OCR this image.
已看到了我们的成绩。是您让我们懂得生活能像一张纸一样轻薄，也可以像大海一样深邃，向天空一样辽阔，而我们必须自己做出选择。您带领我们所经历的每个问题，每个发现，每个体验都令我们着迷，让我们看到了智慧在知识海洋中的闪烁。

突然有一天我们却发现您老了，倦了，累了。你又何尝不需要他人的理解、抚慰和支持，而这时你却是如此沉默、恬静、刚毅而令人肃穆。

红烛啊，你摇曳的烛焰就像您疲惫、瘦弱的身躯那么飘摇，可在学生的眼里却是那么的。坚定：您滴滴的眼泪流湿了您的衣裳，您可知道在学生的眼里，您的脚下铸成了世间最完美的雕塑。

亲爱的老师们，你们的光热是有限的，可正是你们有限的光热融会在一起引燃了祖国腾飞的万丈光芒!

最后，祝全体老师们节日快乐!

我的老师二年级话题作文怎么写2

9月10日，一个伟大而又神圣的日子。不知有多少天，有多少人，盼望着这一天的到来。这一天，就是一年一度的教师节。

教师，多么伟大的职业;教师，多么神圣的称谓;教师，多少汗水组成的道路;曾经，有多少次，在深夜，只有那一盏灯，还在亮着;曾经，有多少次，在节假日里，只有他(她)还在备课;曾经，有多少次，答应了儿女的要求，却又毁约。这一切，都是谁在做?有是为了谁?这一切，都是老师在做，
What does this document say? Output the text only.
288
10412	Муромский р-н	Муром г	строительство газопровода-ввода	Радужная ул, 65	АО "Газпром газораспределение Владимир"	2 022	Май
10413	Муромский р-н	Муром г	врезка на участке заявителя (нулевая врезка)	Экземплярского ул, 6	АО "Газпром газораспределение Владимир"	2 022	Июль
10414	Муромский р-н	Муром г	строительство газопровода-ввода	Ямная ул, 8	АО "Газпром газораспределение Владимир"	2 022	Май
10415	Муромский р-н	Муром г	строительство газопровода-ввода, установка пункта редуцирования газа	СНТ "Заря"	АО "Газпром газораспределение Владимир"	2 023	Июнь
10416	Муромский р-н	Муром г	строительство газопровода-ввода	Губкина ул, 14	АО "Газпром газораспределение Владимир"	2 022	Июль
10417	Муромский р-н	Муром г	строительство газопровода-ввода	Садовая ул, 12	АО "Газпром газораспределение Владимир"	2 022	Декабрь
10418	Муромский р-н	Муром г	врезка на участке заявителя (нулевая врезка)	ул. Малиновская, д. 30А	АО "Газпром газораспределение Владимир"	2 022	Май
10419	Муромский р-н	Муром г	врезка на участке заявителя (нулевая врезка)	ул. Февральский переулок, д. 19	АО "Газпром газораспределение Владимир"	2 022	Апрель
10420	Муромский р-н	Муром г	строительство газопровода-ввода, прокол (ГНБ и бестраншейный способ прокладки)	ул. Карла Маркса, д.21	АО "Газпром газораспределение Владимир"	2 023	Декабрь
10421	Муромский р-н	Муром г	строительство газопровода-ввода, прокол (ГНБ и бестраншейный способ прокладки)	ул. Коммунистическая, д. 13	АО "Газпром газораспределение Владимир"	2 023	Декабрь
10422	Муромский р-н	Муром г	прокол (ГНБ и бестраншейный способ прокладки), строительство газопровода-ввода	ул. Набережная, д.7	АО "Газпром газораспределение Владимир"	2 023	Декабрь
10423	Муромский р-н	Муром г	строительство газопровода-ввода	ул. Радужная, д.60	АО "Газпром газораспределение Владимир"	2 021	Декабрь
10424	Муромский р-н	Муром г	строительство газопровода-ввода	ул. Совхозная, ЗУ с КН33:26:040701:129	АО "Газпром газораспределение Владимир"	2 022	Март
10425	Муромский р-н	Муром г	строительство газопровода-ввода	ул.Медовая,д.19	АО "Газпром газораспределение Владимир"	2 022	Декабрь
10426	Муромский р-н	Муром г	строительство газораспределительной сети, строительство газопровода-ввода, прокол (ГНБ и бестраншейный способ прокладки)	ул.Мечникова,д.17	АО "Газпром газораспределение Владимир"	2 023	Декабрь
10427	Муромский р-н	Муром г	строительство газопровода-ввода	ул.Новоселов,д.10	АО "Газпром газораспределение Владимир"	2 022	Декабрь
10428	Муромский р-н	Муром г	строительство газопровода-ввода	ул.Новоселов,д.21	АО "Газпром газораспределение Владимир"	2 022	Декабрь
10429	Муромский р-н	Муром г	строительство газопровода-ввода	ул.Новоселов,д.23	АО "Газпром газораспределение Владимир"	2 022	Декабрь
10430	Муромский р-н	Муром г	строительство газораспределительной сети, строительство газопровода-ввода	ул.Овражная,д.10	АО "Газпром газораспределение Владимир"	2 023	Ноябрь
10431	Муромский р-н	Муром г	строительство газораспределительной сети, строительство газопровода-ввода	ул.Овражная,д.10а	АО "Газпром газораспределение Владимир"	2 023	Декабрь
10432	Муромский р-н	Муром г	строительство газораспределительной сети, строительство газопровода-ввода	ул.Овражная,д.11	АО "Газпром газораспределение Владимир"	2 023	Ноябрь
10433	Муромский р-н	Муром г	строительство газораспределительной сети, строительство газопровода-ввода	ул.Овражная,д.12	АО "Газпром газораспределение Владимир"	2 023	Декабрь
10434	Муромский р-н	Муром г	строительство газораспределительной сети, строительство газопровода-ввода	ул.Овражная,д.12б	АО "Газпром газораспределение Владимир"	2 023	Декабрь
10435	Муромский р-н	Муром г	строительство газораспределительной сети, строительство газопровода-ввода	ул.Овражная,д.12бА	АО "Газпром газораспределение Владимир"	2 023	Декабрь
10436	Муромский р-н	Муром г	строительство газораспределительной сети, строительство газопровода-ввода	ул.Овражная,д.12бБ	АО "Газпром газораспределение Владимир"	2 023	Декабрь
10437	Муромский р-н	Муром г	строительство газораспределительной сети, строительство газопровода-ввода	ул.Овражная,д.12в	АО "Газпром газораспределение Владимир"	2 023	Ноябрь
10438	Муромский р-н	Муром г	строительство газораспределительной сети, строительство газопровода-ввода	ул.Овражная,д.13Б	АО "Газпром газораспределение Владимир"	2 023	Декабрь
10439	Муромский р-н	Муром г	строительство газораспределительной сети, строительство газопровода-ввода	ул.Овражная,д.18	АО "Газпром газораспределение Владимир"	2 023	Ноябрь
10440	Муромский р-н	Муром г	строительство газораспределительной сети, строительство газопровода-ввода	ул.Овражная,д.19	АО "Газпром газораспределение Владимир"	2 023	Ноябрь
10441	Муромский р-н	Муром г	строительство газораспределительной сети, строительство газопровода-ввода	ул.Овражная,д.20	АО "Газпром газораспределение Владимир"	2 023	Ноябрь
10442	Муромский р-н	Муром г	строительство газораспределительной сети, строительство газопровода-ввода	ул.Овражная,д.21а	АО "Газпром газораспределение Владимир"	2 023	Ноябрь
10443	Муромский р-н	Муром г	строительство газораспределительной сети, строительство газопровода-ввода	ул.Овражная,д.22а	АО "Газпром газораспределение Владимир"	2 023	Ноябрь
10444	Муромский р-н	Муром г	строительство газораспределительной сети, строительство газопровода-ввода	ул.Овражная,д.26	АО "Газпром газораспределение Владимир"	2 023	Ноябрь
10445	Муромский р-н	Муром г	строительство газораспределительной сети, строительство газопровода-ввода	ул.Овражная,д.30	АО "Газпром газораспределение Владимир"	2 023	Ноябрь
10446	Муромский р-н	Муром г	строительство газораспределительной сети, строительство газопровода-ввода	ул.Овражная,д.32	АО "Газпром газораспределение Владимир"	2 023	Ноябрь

^^^^^^^^

Read through the data and copy every line where "Июль" shows up.

**THE ANSWER**
10413	Муромский р-н	Муром г	врезка на участке заявителя (нулевая врезка)	Экземплярского ул, 6	АО "Газпром газораспределение Владимир"	2 022	Июль
10416	Муромский р-н	Муром г	строительство газопровода-ввода	Губкина ул, 14	АО "Газпром газораспределение Владимир"	2 022	Июль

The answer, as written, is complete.